Однако Федя, как и другие дети Денисьевой, не занимал в его жизни того места, которое навсегда было отдано их матери. Вскоре после ее смерти он писал Александру Ивановичу Георгиевскому, мужу ее сестры и одному из немногих, кто признавал неофициальную семью поэта: «Если жизнь кой-как еще возможна, так это при них, - но нет, и они - никто и ничто, и никогда.» [Литературное наследство, 1988, с. 386]. Тесный контакт с сыном, которому к моменту смерти отца было всего 13 лет, у Тютчева - уже старого, больного и совершенно сломленного смертью Денисьевой - так и не возник.

Как и другие дети от этого брака, Федор Федорович был усыновлен отцом; однако это не давало незаконнорожденным прав на дворянство, так что сын отца-аристократа и матери, родовитой дворянки, был причислен к мещанскому сословию. Его судьба в этом плане оказалась символична для русского общества, в истории которого завершался дворянский период.

§ **ИСХОДНЫЕ ДАННЫЕ**
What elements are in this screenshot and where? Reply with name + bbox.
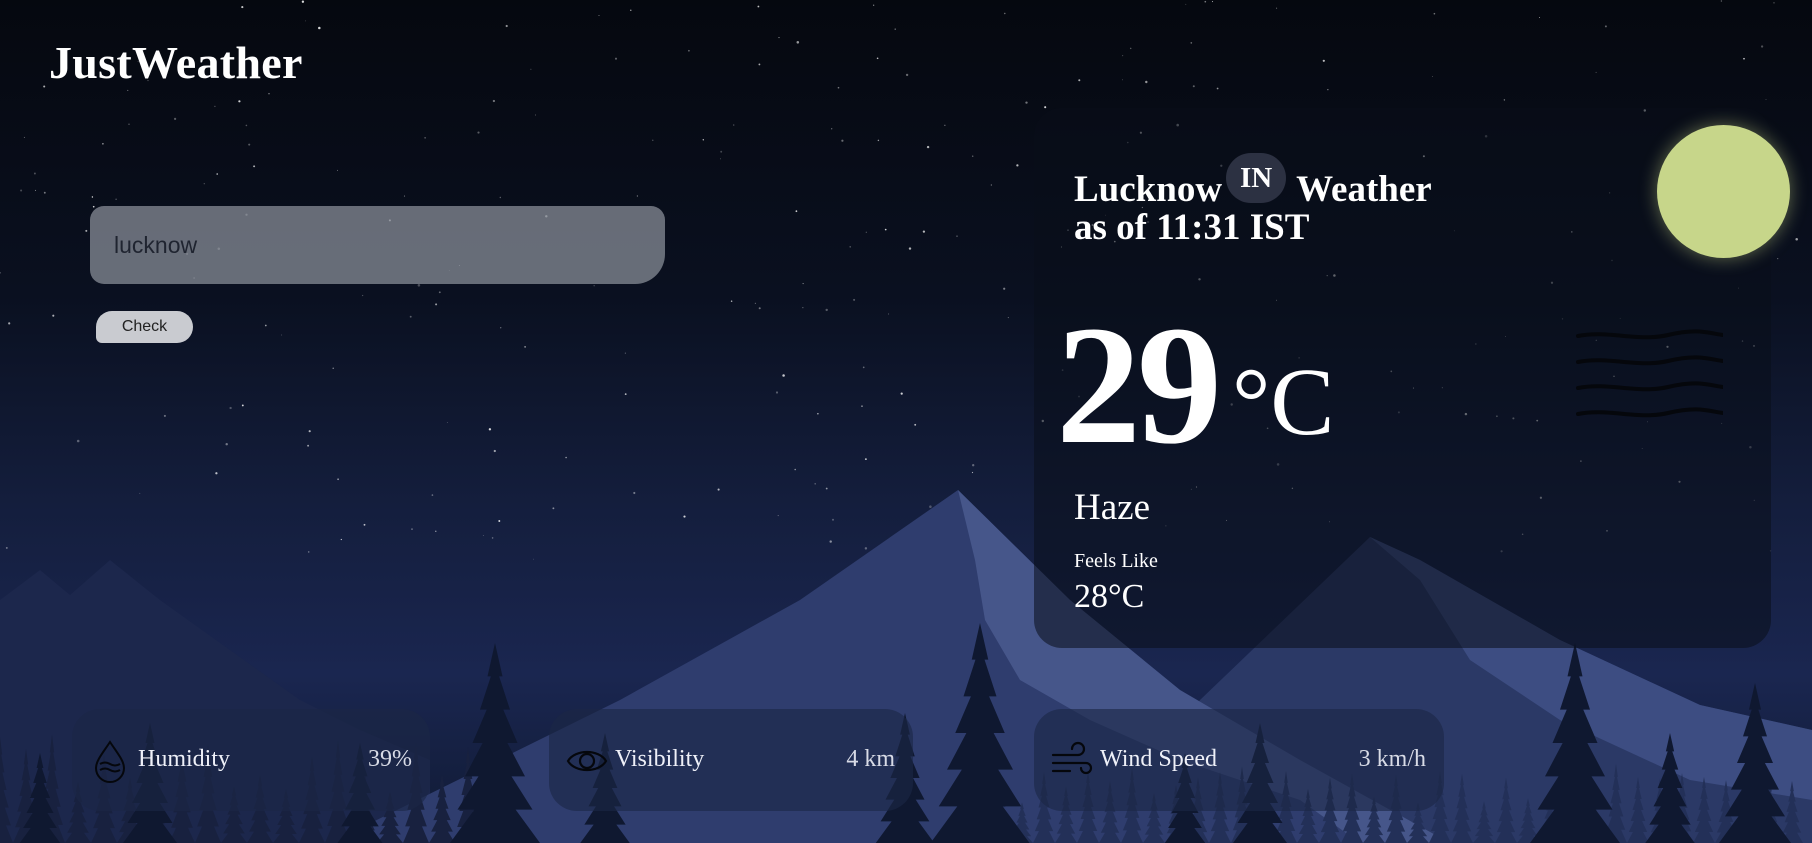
--
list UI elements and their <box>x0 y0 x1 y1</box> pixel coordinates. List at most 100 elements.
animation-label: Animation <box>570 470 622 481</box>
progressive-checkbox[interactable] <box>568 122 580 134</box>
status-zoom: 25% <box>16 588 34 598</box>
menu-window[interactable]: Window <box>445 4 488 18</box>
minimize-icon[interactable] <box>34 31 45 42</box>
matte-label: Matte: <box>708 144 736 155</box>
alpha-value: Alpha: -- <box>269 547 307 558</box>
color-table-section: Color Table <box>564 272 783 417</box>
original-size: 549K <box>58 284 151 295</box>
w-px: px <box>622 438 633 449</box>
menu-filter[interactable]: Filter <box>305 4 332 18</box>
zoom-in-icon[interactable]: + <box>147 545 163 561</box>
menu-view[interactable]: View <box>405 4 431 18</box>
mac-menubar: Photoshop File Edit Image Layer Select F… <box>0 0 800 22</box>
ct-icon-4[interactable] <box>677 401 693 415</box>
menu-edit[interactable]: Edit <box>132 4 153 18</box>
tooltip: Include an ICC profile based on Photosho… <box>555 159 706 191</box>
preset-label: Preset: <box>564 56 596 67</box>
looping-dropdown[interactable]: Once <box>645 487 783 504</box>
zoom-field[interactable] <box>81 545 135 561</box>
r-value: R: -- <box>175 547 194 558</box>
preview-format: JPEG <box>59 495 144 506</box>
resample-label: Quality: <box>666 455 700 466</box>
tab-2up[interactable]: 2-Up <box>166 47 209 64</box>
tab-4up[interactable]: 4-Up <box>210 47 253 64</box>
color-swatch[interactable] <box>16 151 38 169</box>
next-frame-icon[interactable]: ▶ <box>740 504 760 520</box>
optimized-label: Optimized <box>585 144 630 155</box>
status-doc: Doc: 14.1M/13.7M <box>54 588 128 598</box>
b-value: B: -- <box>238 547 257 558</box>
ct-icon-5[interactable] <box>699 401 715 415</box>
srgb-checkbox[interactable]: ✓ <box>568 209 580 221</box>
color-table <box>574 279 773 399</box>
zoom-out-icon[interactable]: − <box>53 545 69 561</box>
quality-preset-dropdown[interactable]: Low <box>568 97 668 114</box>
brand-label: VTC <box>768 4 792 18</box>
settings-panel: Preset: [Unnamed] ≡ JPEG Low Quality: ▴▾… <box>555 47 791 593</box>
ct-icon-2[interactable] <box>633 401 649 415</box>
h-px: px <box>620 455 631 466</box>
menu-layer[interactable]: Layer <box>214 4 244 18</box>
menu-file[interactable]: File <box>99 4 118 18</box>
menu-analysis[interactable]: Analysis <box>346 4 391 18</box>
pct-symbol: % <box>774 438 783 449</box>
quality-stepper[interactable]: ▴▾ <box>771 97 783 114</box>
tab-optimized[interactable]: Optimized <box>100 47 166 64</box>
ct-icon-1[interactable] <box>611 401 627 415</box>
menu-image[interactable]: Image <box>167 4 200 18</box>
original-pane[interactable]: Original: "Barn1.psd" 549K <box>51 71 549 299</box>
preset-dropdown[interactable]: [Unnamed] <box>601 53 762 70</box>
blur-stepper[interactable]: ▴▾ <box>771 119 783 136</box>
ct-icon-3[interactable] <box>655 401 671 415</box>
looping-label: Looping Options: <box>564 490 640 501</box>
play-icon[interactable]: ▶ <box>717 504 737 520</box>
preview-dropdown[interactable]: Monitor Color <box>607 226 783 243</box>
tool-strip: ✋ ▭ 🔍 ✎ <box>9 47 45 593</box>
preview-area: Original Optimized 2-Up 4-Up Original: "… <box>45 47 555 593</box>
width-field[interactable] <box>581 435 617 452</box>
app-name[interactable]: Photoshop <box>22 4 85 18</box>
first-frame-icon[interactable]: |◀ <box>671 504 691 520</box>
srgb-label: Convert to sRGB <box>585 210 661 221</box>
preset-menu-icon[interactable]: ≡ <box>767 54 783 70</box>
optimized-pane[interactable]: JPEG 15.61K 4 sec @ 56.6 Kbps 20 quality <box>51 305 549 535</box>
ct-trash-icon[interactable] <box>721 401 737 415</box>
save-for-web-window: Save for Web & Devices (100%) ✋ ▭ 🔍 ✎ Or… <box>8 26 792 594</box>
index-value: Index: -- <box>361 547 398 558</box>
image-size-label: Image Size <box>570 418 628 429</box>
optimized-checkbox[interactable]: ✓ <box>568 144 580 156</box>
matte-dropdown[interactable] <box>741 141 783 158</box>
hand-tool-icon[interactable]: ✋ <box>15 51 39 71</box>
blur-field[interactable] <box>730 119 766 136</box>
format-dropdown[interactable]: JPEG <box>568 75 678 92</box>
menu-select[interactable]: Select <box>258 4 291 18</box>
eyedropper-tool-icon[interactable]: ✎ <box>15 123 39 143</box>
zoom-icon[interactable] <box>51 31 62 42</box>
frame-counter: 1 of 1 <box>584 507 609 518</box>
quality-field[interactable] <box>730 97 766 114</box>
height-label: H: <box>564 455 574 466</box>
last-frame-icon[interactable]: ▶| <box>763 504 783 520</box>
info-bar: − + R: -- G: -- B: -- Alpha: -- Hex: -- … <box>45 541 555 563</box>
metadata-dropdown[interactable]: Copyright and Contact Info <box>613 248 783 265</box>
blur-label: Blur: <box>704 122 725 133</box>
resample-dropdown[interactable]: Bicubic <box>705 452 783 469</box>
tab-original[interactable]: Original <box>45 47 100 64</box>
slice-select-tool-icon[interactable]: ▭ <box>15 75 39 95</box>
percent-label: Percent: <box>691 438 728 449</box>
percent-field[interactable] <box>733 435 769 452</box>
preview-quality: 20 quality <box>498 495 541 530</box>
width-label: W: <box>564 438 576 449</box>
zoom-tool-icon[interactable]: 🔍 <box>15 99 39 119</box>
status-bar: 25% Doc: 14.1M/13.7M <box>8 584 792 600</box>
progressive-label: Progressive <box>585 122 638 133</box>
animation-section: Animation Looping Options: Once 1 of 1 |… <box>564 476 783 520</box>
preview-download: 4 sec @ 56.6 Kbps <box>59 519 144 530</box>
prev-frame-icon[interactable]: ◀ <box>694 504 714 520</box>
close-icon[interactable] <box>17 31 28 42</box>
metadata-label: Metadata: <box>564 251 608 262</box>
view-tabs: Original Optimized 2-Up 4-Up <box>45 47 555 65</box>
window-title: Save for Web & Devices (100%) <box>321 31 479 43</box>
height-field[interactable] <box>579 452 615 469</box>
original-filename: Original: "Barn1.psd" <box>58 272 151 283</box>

§ **ЗАДАНИЕ A**
Верны ли по тексту о сыне Тютчева следующие утверждения: (i) к моменту смерти отца Феде было 13 лет; (ii) благодаря усыновлению Федор Федорович получил права на дворянство; (iii) Александр Иванович Георгиевский был мужем сестры Денисьевой? На каждое ответьте «да» или «нет» и приведите решающие слова текста дословно.
§ **ЗАДАНИЕ B**
Выпишите из записей строки, начав со строки, где есть «list UI elements», и закончив строкой, где есть «tab-4up[interactable]: 4-Up <box>210».
Текст и записи никак не связаны между собой.

§ **ОЖИДАЕМЫЙ ОТВЕТ A**
(i) Да: «которому к моменту смерти отца было всего 13 лет».
(ii) Нет: «однако это не давало незаконнорожденным прав на дворянство».
(iii) Да: «мужу ее сестры».

§ **ОЖИДАЕМЫЙ ОТВЕТ B**
list UI elements and their <box>x0 y0 x1 y1</box> pixel coordinates. List at most 100 elements.
animation-label: Animation <box>570 470 622 481</box>
progressive-checkbox[interactable] <box>568 122 580 134</box>
status-zoom: 25% <box>16 588 34 598</box>
menu-window[interactable]: Window <box>445 4 488 18</box>
minimize-icon[interactable] <box>34 31 45 42</box>
matte-label: Matte: <box>708 144 736 155</box>
alpha-value: Alpha: -- <box>269 547 307 558</box>
color-table-section: Color Table <box>564 272 783 417</box>
original-size: 549K <box>58 284 151 295</box>
w-px: px <box>622 438 633 449</box>
menu-filter[interactable]: Filter <box>305 4 332 18</box>
zoom-in-icon[interactable]: + <box>147 545 163 561</box>
menu-view[interactable]: View <box>405 4 431 18</box>
mac-menubar: Photoshop File Edit Image Layer Select F… <box>0 0 800 22</box>
ct-icon-4[interactable] <box>677 401 693 415</box>
menu-edit[interactable]: Edit <box>132 4 153 18</box>
tooltip: Include an ICC profile based on Photosho… <box>555 159 706 191</box>
preset-label: Preset: <box>564 56 596 67</box>
looping-dropdown[interactable]: Once <box>645 487 783 504</box>
zoom-field[interactable] <box>81 545 135 561</box>
r-value: R: -- <box>175 547 194 558</box>
preview-format: JPEG <box>59 495 144 506</box>
resample-label: Quality: <box>666 455 700 466</box>
tab-2up[interactable]: 2-Up <box>166 47 209 64</box>
tab-4up[interactable]: 4-Up <box>210 47 253 64</box>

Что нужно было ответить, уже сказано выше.